> [DO THIS]: Can you arrange every line of the listing below as a JSON list of strings, one string per line, with blank lines left out?

--------------------------------------------------

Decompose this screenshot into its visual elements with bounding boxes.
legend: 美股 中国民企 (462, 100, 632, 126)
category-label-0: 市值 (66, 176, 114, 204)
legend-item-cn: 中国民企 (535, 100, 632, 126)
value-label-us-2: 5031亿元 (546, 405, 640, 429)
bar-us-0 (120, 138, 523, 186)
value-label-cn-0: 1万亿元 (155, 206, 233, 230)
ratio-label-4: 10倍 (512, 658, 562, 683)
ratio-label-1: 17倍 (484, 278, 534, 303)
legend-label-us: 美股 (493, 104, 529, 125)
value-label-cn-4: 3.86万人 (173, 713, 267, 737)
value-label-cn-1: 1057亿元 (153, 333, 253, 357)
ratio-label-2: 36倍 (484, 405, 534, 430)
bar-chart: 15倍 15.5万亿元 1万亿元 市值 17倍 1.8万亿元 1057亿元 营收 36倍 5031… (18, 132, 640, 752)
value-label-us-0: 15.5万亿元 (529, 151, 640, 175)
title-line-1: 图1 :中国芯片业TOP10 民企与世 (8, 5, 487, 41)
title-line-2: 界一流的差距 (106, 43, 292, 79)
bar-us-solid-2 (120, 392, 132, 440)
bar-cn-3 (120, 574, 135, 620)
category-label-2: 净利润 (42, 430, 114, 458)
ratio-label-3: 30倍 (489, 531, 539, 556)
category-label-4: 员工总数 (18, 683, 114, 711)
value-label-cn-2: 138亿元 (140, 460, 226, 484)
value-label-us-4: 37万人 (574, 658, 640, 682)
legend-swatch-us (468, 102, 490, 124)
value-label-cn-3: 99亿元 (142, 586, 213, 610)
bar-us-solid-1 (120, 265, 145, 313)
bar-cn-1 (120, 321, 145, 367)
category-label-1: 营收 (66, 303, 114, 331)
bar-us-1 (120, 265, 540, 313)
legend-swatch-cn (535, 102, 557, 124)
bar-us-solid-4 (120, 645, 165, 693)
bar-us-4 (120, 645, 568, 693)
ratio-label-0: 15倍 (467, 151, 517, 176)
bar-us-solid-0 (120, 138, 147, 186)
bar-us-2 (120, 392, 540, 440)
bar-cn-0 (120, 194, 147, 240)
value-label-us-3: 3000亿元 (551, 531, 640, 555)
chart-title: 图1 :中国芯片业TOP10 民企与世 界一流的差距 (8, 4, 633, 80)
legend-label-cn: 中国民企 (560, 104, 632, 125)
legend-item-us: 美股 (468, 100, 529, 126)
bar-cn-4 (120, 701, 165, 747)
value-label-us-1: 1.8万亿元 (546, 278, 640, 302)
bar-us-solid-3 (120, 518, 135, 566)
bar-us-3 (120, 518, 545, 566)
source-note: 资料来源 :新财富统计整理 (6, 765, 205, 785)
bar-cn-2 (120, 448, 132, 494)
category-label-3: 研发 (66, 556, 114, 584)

--------------------------------------------------

> [RESPONSE FOR THIS EXERCISE]:
[
  "Decompose this screenshot into its visual elements with bounding boxes.",
  "legend: 美股 中国民企 (462, 100, 632, 126)",
  "category-label-0: 市值 (66, 176, 114, 204)",
  "legend-item-cn: 中国民企 (535, 100, 632, 126)",
  "value-label-us-2: 5031亿元 (546, 405, 640, 429)",
  "bar-us-0 (120, 138, 523, 186)",
  "value-label-cn-0: 1万亿元 (155, 206, 233, 230)",
  "ratio-label-4: 10倍 (512, 658, 562, 683)",
  "ratio-label-1: 17倍 (484, 278, 534, 303)",
  "legend-label-us: 美股 (493, 104, 529, 125)",
  "value-label-cn-4: 3.86万人 (173, 713, 267, 737)",
  "value-label-cn-1: 1057亿元 (153, 333, 253, 357)",
  "ratio-label-2: 36倍 (484, 405, 534, 430)",
  "bar-chart: 15倍 15.5万亿元 1万亿元 市值 17倍 1.8万亿元 1057亿元 营收 36倍 5031… (18, 132, 640, 752)",
  "value-label-us-0: 15.5万亿元 (529, 151, 640, 175)",
  "title-line-1: 图1 :中国芯片业TOP10 民企与世 (8, 5, 487, 41)",
  "title-line-2: 界一流的差距 (106, 43, 292, 79)",
  "bar-us-solid-2 (120, 392, 132, 440)",
  "bar-cn-3 (120, 574, 135, 620)",
  "category-label-2: 净利润 (42, 430, 114, 458)",
  "ratio-label-3: 30倍 (489, 531, 539, 556)",
  "category-label-4: 员工总数 (18, 683, 114, 711)",
  "value-label-cn-2: 138亿元 (140, 460, 226, 484)",
  "value-label-us-4: 37万人 (574, 658, 640, 682)",
  "legend-swatch-us (468, 102, 490, 124)",
  "value-label-cn-3: 99亿元 (142, 586, 213, 610)",
  "bar-us-solid-1 (120, 265, 145, 313)",
  "bar-cn-1 (120, 321, 145, 367)",
  "category-label-1: 营收 (66, 303, 114, 331)",
  "bar-us-1 (120, 265, 540, 313)",
  "legend-swatch-cn (535, 102, 557, 124)",
  "bar-us-solid-4 (120, 645, 165, 693)",
  "bar-us-4 (120, 645, 568, 693)",
  "ratio-label-0: 15倍 (467, 151, 517, 176)",
  "bar-us-solid-0 (120, 138, 147, 186)",
  "bar-us-2 (120, 392, 540, 440)",
  "bar-cn-0 (120, 194, 147, 240)",
  "value-label-us-3: 3000亿元 (551, 531, 640, 555)",
  "chart-title: 图1 :中国芯片业TOP10 民企与世 界一流的差距 (8, 4, 633, 80)",
  "legend-label-cn: 中国民企 (560, 104, 632, 125)",
  "legend-item-us: 美股 (468, 100, 529, 126)",
  "bar-cn-4 (120, 701, 165, 747)",
  "value-label-us-1: 1.8万亿元 (546, 278, 640, 302)",
  "bar-us-solid-3 (120, 518, 135, 566)",
  "bar-us-3 (120, 518, 545, 566)",
  "source-note: 资料来源 :新财富统计整理 (6, 765, 205, 785)",
  "bar-cn-2 (120, 448, 132, 494)",
  "category-label-3: 研发 (66, 556, 114, 584)"
]